§ **What is expected**: Check each line for the word "URINE" and give how many have it. Say nothing else.

++++++++++++++++++++

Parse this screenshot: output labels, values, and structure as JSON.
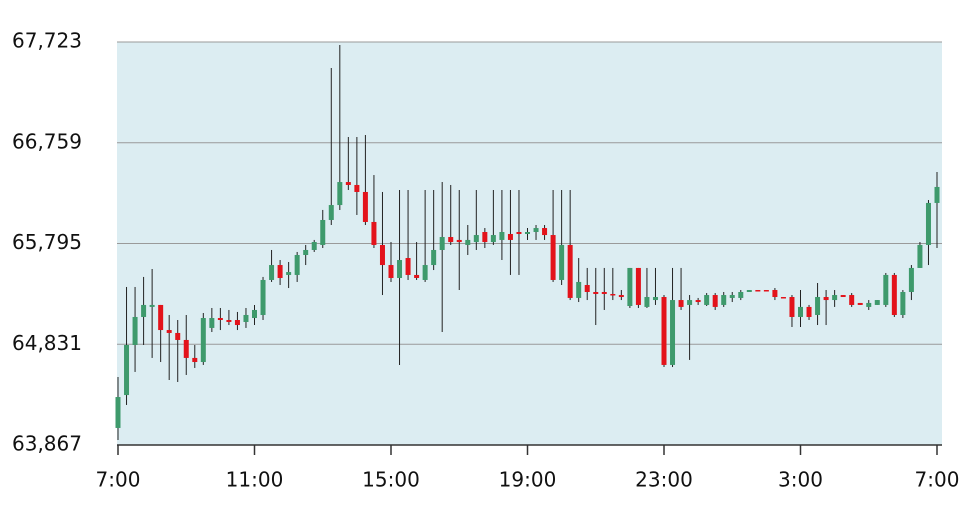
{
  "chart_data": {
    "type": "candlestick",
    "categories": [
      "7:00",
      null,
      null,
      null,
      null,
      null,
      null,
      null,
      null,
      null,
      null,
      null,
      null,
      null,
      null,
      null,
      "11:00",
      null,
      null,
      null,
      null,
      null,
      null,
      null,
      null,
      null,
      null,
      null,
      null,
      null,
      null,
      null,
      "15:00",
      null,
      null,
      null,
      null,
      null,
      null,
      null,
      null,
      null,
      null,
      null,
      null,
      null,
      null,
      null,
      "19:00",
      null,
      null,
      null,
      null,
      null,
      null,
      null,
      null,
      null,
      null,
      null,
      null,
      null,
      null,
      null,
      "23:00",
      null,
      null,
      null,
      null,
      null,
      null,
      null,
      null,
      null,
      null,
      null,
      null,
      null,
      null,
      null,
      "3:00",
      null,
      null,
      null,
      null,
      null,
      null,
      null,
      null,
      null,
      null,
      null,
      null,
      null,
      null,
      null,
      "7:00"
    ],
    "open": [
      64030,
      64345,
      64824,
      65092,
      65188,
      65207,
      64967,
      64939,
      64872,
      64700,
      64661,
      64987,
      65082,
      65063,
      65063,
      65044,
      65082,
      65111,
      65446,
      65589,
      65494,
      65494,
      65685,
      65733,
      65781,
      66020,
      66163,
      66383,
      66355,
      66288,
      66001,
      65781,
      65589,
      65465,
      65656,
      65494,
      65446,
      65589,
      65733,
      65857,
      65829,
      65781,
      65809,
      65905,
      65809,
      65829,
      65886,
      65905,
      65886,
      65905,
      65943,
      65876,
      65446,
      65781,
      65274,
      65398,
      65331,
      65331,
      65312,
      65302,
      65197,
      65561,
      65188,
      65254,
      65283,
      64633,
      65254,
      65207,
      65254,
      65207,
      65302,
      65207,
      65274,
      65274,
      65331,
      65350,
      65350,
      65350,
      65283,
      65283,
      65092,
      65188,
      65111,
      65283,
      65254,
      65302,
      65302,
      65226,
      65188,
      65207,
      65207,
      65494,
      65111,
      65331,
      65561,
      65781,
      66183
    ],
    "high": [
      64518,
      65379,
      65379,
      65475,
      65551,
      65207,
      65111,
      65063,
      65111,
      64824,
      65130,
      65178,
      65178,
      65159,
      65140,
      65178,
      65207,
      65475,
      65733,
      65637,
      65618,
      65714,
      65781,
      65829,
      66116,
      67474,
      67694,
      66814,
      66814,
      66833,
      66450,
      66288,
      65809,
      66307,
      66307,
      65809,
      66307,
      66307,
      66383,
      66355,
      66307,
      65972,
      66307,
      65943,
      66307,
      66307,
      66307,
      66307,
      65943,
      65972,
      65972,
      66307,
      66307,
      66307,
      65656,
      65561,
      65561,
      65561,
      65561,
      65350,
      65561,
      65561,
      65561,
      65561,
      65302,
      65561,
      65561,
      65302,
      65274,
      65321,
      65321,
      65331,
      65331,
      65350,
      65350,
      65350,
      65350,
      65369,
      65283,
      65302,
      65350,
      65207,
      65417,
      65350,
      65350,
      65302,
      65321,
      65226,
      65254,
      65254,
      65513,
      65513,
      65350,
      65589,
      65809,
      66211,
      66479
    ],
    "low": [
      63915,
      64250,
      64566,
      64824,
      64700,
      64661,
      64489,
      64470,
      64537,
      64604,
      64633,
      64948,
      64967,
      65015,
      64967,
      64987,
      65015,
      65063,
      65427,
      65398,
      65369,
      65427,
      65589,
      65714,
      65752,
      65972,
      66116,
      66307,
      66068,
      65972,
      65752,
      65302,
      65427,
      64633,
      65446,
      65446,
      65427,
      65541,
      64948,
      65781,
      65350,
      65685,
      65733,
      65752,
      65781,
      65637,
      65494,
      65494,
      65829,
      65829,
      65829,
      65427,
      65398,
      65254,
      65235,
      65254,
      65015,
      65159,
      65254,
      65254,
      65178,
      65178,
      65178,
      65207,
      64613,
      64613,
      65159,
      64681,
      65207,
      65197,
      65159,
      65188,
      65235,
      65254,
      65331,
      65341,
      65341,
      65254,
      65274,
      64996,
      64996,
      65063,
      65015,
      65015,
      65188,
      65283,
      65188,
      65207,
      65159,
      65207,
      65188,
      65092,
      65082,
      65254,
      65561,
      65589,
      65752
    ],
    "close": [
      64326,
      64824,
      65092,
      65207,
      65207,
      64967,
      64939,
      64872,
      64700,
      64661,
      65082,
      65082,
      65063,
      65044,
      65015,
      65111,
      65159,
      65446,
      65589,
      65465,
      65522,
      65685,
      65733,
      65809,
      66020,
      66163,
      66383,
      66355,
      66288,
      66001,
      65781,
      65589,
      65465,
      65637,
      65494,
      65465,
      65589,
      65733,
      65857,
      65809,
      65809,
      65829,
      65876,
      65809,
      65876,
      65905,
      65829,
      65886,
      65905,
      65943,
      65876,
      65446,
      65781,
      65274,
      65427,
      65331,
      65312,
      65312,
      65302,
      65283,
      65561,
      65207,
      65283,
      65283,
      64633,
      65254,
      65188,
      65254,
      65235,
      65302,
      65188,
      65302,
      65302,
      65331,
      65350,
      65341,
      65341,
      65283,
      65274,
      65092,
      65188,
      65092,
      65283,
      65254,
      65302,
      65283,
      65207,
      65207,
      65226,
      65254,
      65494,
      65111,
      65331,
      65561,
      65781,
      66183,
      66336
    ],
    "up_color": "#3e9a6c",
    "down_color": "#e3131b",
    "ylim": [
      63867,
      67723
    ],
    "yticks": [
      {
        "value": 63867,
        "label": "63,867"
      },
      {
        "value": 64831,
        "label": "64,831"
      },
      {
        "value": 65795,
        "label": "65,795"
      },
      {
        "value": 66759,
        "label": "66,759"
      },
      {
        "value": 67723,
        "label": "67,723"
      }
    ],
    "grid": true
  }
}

++++++++++++++++++++

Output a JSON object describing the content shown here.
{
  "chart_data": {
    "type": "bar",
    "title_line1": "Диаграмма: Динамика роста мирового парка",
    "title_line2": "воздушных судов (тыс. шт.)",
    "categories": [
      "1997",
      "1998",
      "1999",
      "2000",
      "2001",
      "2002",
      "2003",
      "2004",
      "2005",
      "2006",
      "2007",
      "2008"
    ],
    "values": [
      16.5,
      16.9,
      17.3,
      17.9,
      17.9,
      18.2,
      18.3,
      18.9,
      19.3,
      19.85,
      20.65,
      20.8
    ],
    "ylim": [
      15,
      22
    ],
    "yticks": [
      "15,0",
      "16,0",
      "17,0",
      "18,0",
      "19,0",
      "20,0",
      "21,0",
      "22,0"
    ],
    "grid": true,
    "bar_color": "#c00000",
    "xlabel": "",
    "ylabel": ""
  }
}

++++++++++++++++++++

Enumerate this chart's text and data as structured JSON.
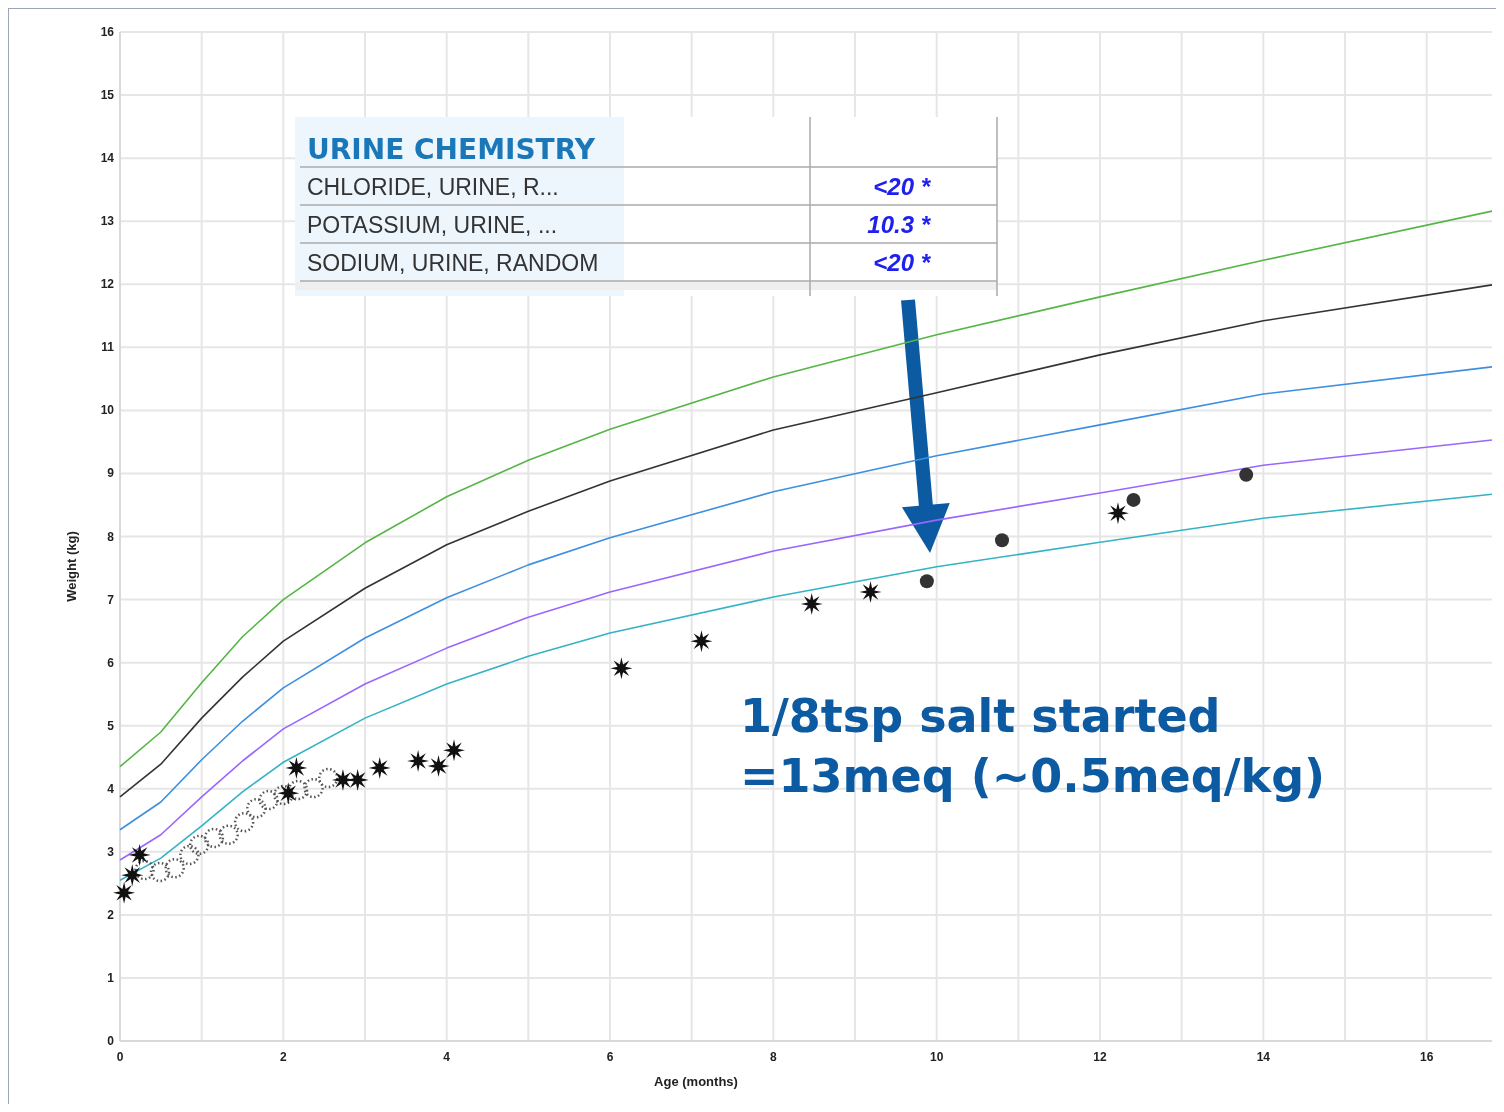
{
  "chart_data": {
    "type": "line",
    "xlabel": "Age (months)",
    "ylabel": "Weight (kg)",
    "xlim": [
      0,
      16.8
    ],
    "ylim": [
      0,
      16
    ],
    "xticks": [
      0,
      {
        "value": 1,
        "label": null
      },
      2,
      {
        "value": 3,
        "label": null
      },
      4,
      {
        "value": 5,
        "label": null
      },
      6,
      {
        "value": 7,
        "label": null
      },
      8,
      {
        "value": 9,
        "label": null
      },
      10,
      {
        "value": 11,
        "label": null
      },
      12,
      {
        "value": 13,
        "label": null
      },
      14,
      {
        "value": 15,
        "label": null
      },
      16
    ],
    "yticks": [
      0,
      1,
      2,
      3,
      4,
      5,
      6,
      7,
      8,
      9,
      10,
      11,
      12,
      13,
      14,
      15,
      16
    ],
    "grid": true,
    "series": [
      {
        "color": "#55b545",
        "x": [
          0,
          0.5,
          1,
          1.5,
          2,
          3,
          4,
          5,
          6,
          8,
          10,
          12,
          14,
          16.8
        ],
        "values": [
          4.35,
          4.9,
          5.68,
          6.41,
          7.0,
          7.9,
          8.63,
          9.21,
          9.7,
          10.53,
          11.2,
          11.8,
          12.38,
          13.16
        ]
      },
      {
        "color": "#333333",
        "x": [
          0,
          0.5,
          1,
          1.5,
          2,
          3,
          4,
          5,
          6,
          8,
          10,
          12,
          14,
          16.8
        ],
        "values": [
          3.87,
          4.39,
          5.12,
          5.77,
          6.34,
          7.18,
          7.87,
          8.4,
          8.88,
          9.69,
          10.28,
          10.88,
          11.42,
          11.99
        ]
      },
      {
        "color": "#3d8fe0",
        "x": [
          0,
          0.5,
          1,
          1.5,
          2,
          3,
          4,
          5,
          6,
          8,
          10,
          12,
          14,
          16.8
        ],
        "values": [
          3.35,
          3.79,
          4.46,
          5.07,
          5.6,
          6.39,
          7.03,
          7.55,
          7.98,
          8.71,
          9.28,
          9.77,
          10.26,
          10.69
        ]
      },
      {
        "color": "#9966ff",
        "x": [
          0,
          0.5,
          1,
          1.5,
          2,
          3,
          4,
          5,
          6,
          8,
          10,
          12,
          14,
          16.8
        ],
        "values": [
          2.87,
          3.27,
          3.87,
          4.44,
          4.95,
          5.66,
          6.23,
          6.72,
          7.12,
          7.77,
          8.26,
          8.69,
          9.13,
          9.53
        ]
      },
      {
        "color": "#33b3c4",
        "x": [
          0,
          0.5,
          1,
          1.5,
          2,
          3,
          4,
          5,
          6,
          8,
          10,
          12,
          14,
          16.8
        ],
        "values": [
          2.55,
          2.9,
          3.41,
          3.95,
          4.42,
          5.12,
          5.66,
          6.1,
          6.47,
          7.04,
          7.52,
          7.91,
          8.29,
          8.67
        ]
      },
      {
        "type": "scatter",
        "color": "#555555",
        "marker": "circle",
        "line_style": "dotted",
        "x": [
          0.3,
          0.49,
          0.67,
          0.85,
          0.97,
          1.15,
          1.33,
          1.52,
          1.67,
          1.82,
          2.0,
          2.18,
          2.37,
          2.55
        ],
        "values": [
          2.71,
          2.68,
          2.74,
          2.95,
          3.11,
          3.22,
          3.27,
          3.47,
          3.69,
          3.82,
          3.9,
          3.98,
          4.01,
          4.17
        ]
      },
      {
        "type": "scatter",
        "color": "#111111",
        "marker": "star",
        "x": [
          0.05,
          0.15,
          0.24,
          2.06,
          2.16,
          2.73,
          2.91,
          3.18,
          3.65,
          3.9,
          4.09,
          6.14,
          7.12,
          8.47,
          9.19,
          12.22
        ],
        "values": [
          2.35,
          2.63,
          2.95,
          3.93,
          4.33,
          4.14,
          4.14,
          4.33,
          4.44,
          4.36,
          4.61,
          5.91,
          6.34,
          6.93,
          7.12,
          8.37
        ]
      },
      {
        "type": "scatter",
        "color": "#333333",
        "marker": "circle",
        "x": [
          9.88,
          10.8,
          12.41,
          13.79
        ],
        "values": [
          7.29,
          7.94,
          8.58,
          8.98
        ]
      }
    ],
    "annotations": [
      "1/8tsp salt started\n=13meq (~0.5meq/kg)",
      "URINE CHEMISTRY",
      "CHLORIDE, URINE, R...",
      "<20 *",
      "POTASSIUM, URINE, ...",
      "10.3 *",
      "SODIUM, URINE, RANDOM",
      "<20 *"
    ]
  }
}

++++++++++++++++++++

§ **Written response**: 4